Set task
Print the entries below word for word; the pictures stay out of your copy.

Supplied data
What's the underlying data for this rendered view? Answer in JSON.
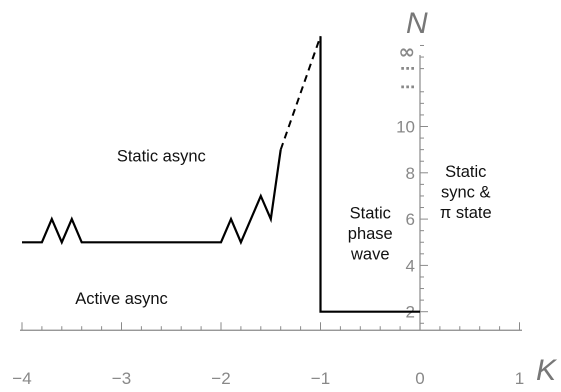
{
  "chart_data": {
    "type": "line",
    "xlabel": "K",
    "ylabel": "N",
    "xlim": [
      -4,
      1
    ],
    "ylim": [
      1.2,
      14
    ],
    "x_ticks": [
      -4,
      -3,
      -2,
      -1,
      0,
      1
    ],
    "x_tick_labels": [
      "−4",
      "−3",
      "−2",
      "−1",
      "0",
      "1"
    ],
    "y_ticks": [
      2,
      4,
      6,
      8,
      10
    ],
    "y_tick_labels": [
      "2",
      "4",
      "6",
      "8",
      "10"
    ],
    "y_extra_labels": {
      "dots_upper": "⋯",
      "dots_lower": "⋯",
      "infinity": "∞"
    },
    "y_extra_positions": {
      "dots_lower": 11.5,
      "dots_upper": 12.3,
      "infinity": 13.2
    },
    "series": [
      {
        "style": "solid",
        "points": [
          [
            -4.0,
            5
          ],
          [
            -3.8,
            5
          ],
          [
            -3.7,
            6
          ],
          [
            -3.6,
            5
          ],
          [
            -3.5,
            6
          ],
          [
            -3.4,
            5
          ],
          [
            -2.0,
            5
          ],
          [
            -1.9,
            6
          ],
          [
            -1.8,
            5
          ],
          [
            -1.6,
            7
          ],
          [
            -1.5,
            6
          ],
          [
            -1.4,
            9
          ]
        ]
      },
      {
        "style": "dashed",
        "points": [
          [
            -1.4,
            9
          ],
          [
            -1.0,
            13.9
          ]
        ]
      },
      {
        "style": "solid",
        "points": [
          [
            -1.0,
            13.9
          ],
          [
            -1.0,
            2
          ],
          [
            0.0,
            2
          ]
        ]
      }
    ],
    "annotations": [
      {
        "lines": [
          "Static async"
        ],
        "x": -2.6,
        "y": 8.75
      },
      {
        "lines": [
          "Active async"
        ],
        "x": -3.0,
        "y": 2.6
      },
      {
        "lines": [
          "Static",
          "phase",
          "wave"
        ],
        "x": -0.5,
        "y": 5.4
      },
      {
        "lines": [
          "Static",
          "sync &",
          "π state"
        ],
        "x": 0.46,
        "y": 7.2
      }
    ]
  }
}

Correct answer
What's the underlying data for this rendered view? Answer in JSON.
{
  "chart_data": {
    "type": "line",
    "xlabel": "K",
    "ylabel": "N",
    "xlim": [
      -4,
      1
    ],
    "ylim": [
      1.2,
      14
    ],
    "x_ticks": [
      -4,
      -3,
      -2,
      -1,
      0,
      1
    ],
    "x_tick_labels": [
      "−4",
      "−3",
      "−2",
      "−1",
      "0",
      "1"
    ],
    "y_ticks": [
      2,
      4,
      6,
      8,
      10
    ],
    "y_tick_labels": [
      "2",
      "4",
      "6",
      "8",
      "10"
    ],
    "y_extra_labels": {
      "dots_upper": "⋯",
      "dots_lower": "⋯",
      "infinity": "∞"
    },
    "y_extra_positions": {
      "dots_lower": 11.5,
      "dots_upper": 12.3,
      "infinity": 13.2
    },
    "series": [
      {
        "style": "solid",
        "points": [
          [
            -4.0,
            5
          ],
          [
            -3.8,
            5
          ],
          [
            -3.7,
            6
          ],
          [
            -3.6,
            5
          ],
          [
            -3.5,
            6
          ],
          [
            -3.4,
            5
          ],
          [
            -2.0,
            5
          ],
          [
            -1.9,
            6
          ],
          [
            -1.8,
            5
          ],
          [
            -1.6,
            7
          ],
          [
            -1.5,
            6
          ],
          [
            -1.4,
            9
          ]
        ]
      },
      {
        "style": "dashed",
        "points": [
          [
            -1.4,
            9
          ],
          [
            -1.0,
            13.9
          ]
        ]
      },
      {
        "style": "solid",
        "points": [
          [
            -1.0,
            13.9
          ],
          [
            -1.0,
            2
          ],
          [
            0.0,
            2
          ]
        ]
      }
    ],
    "annotations": [
      {
        "lines": [
          "Static async"
        ],
        "x": -2.6,
        "y": 8.75
      },
      {
        "lines": [
          "Active async"
        ],
        "x": -3.0,
        "y": 2.6
      },
      {
        "lines": [
          "Static",
          "phase",
          "wave"
        ],
        "x": -0.5,
        "y": 5.4
      },
      {
        "lines": [
          "Static",
          "sync &",
          "π state"
        ],
        "x": 0.46,
        "y": 7.2
      }
    ]
  }
}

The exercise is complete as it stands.